* _Required work_: Without including the pictures, copy out every line below.

(Figure contents as structured data)
____

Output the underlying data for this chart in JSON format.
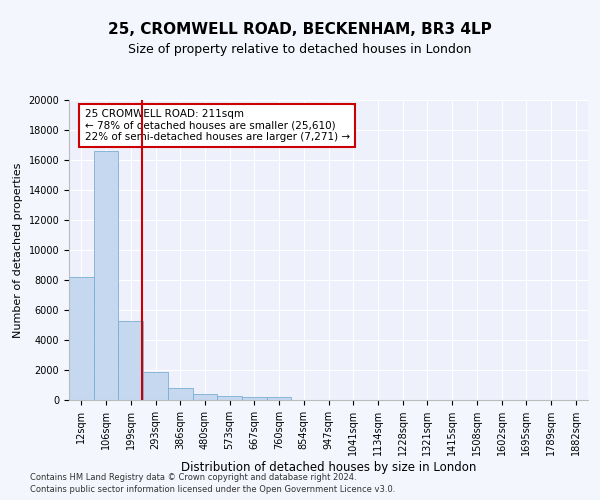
{
  "title1": "25, CROMWELL ROAD, BECKENHAM, BR3 4LP",
  "title2": "Size of property relative to detached houses in London",
  "xlabel": "Distribution of detached houses by size in London",
  "ylabel": "Number of detached properties",
  "categories": [
    "12sqm",
    "106sqm",
    "199sqm",
    "293sqm",
    "386sqm",
    "480sqm",
    "573sqm",
    "667sqm",
    "760sqm",
    "854sqm",
    "947sqm",
    "1041sqm",
    "1134sqm",
    "1228sqm",
    "1321sqm",
    "1415sqm",
    "1508sqm",
    "1602sqm",
    "1695sqm",
    "1789sqm",
    "1882sqm"
  ],
  "values": [
    8200,
    16600,
    5300,
    1850,
    780,
    370,
    290,
    220,
    190,
    0,
    0,
    0,
    0,
    0,
    0,
    0,
    0,
    0,
    0,
    0,
    0
  ],
  "bar_color": "#c5d8f0",
  "bar_edge_color": "#7aafd4",
  "vline_color": "#cc0000",
  "vline_x_index": 2.45,
  "annotation_text": "25 CROMWELL ROAD: 211sqm\n← 78% of detached houses are smaller (25,610)\n22% of semi-detached houses are larger (7,271) →",
  "annotation_box_color": "#ffffff",
  "annotation_box_edge": "#cc0000",
  "ylim": [
    0,
    20000
  ],
  "yticks": [
    0,
    2000,
    4000,
    6000,
    8000,
    10000,
    12000,
    14000,
    16000,
    18000,
    20000
  ],
  "footnote1": "Contains HM Land Registry data © Crown copyright and database right 2024.",
  "footnote2": "Contains public sector information licensed under the Open Government Licence v3.0.",
  "bg_color": "#f4f6fd",
  "plot_bg_color": "#eef1fb",
  "grid_color": "#ffffff",
  "title1_fontsize": 11,
  "title2_fontsize": 9,
  "tick_fontsize": 7,
  "ylabel_fontsize": 8,
  "xlabel_fontsize": 8.5,
  "annotation_fontsize": 7.5,
  "footnote_fontsize": 6
}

____

* _Exercise response_:
Output the underlying data for this chart in JSON format.
{
  "title1": "25, CROMWELL ROAD, BECKENHAM, BR3 4LP",
  "title2": "Size of property relative to detached houses in London",
  "xlabel": "Distribution of detached houses by size in London",
  "ylabel": "Number of detached properties",
  "categories": [
    "12sqm",
    "106sqm",
    "199sqm",
    "293sqm",
    "386sqm",
    "480sqm",
    "573sqm",
    "667sqm",
    "760sqm",
    "854sqm",
    "947sqm",
    "1041sqm",
    "1134sqm",
    "1228sqm",
    "1321sqm",
    "1415sqm",
    "1508sqm",
    "1602sqm",
    "1695sqm",
    "1789sqm",
    "1882sqm"
  ],
  "values": [
    8200,
    16600,
    5300,
    1850,
    780,
    370,
    290,
    220,
    190,
    0,
    0,
    0,
    0,
    0,
    0,
    0,
    0,
    0,
    0,
    0,
    0
  ],
  "bar_color": "#c5d8f0",
  "bar_edge_color": "#7aafd4",
  "vline_color": "#cc0000",
  "vline_x_index": 2.45,
  "annotation_text": "25 CROMWELL ROAD: 211sqm\n← 78% of detached houses are smaller (25,610)\n22% of semi-detached houses are larger (7,271) →",
  "annotation_box_color": "#ffffff",
  "annotation_box_edge": "#cc0000",
  "ylim": [
    0,
    20000
  ],
  "yticks": [
    0,
    2000,
    4000,
    6000,
    8000,
    10000,
    12000,
    14000,
    16000,
    18000,
    20000
  ],
  "footnote1": "Contains HM Land Registry data © Crown copyright and database right 2024.",
  "footnote2": "Contains public sector information licensed under the Open Government Licence v3.0.",
  "bg_color": "#f4f6fd",
  "plot_bg_color": "#eef1fb",
  "grid_color": "#ffffff",
  "title1_fontsize": 11,
  "title2_fontsize": 9,
  "tick_fontsize": 7,
  "ylabel_fontsize": 8,
  "xlabel_fontsize": 8.5,
  "annotation_fontsize": 7.5,
  "footnote_fontsize": 6
}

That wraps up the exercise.